-- What is being asked --
Print all the entries verbatim.

◆ ◆ ◆ ◆ ◆

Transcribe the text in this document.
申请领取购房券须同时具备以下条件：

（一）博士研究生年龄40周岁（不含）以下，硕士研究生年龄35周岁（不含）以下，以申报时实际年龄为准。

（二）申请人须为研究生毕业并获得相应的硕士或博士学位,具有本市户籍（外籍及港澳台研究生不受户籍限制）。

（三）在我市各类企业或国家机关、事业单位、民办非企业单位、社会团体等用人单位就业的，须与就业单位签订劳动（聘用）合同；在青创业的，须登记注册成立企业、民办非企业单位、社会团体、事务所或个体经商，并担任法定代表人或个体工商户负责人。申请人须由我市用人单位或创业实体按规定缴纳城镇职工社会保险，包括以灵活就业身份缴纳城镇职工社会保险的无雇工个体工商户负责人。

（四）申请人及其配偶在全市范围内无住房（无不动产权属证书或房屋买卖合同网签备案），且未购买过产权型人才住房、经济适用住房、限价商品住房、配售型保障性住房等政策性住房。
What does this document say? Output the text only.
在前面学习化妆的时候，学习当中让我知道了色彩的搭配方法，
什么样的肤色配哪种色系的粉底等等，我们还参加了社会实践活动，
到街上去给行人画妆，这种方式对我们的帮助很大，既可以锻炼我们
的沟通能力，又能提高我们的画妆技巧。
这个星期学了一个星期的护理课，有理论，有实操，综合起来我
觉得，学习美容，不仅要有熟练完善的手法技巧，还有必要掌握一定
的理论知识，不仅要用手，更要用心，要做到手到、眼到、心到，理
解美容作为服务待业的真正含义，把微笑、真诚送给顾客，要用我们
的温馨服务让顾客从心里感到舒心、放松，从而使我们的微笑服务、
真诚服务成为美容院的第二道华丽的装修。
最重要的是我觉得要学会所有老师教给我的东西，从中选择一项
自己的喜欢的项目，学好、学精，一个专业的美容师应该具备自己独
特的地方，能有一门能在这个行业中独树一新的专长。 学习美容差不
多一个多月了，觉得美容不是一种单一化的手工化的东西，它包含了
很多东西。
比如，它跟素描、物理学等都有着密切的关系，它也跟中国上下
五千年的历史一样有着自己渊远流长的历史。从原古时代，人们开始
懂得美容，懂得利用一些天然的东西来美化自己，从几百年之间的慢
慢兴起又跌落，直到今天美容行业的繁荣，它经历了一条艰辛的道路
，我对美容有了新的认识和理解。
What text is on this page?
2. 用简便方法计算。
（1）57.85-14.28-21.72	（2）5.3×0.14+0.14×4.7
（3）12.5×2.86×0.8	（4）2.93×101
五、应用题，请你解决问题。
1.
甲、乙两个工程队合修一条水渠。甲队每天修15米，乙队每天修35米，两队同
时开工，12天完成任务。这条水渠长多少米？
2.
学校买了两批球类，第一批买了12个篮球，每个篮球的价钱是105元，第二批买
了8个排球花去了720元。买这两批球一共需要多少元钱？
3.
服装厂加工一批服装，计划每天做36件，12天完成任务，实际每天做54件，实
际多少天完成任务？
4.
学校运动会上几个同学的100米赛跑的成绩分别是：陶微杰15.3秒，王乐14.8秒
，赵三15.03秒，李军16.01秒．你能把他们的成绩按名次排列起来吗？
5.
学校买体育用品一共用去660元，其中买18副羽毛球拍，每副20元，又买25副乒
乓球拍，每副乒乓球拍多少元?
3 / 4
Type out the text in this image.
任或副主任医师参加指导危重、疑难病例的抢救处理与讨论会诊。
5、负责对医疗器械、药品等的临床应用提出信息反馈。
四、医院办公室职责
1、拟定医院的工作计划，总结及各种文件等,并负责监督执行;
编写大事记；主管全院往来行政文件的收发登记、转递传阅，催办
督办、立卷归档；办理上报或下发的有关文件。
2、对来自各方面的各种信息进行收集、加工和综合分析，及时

◆ ◆ ◆ ◆ ◆

-- Final result --
Transcribe the text in this document.
申请领取购房券须同时具备以下条件：

（一）博士研究生年龄40周岁（不含）以下，硕士研究生年龄35周岁（不含）以下，以申报时实际年龄为准。

（二）申请人须为研究生毕业并获得相应的硕士或博士学位,具有本市户籍（外籍及港澳台研究生不受户籍限制）。

（三）在我市各类企业或国家机关、事业单位、民办非企业单位、社会团体等用人单位就业的，须与就业单位签订劳动（聘用）合同；在青创业的，须登记注册成立企业、民办非企业单位、社会团体、事务所或个体经商，并担任法定代表人或个体工商户负责人。申请人须由我市用人单位或创业实体按规定缴纳城镇职工社会保险，包括以灵活就业身份缴纳城镇职工社会保险的无雇工个体工商户负责人。

（四）申请人及其配偶在全市范围内无住房（无不动产权属证书或房屋买卖合同网签备案），且未购买过产权型人才住房、经济适用住房、限价商品住房、配售型保障性住房等政策性住房。
What does this document say? Output the text only.
在前面学习化妆的时候，学习当中让我知道了色彩的搭配方法，
什么样的肤色配哪种色系的粉底等等，我们还参加了社会实践活动，
到街上去给行人画妆，这种方式对我们的帮助很大，既可以锻炼我们
的沟通能力，又能提高我们的画妆技巧。
这个星期学了一个星期的护理课，有理论，有实操，综合起来我
觉得，学习美容，不仅要有熟练完善的手法技巧，还有必要掌握一定
的理论知识，不仅要用手，更要用心，要做到手到、眼到、心到，理
解美容作为服务待业的真正含义，把微笑、真诚送给顾客，要用我们
的温馨服务让顾客从心里感到舒心、放松，从而使我们的微笑服务、
真诚服务成为美容院的第二道华丽的装修。
最重要的是我觉得要学会所有老师教给我的东西，从中选择一项
自己的喜欢的项目，学好、学精，一个专业的美容师应该具备自己独
特的地方，能有一门能在这个行业中独树一新的专长。 学习美容差不
多一个多月了，觉得美容不是一种单一化的手工化的东西，它包含了
很多东西。
比如，它跟素描、物理学等都有着密切的关系，它也跟中国上下
五千年的历史一样有着自己渊远流长的历史。从原古时代，人们开始
懂得美容，懂得利用一些天然的东西来美化自己，从几百年之间的慢
慢兴起又跌落，直到今天美容行业的繁荣，它经历了一条艰辛的道路
，我对美容有了新的认识和理解。
What text is on this page?
2. 用简便方法计算。
（1）57.85-14.28-21.72	（2）5.3×0.14+0.14×4.7
（3）12.5×2.86×0.8	（4）2.93×101
五、应用题，请你解决问题。
1.
甲、乙两个工程队合修一条水渠。甲队每天修15米，乙队每天修35米，两队同
时开工，12天完成任务。这条水渠长多少米？
2.
学校买了两批球类，第一批买了12个篮球，每个篮球的价钱是105元，第二批买
了8个排球花去了720元。买这两批球一共需要多少元钱？
3.
服装厂加工一批服装，计划每天做36件，12天完成任务，实际每天做54件，实
际多少天完成任务？
4.
学校运动会上几个同学的100米赛跑的成绩分别是：陶微杰15.3秒，王乐14.8秒
，赵三15.03秒，李军16.01秒．你能把他们的成绩按名次排列起来吗？
5.
学校买体育用品一共用去660元，其中买18副羽毛球拍，每副20元，又买25副乒
乓球拍，每副乒乓球拍多少元?
3 / 4
Type out the text in this image.
任或副主任医师参加指导危重、疑难病例的抢救处理与讨论会诊。
5、负责对医疗器械、药品等的临床应用提出信息反馈。
四、医院办公室职责
1、拟定医院的工作计划，总结及各种文件等,并负责监督执行;
编写大事记；主管全院往来行政文件的收发登记、转递传阅，催办
督办、立卷归档；办理上报或下发的有关文件。
2、对来自各方面的各种信息进行收集、加工和综合分析，及时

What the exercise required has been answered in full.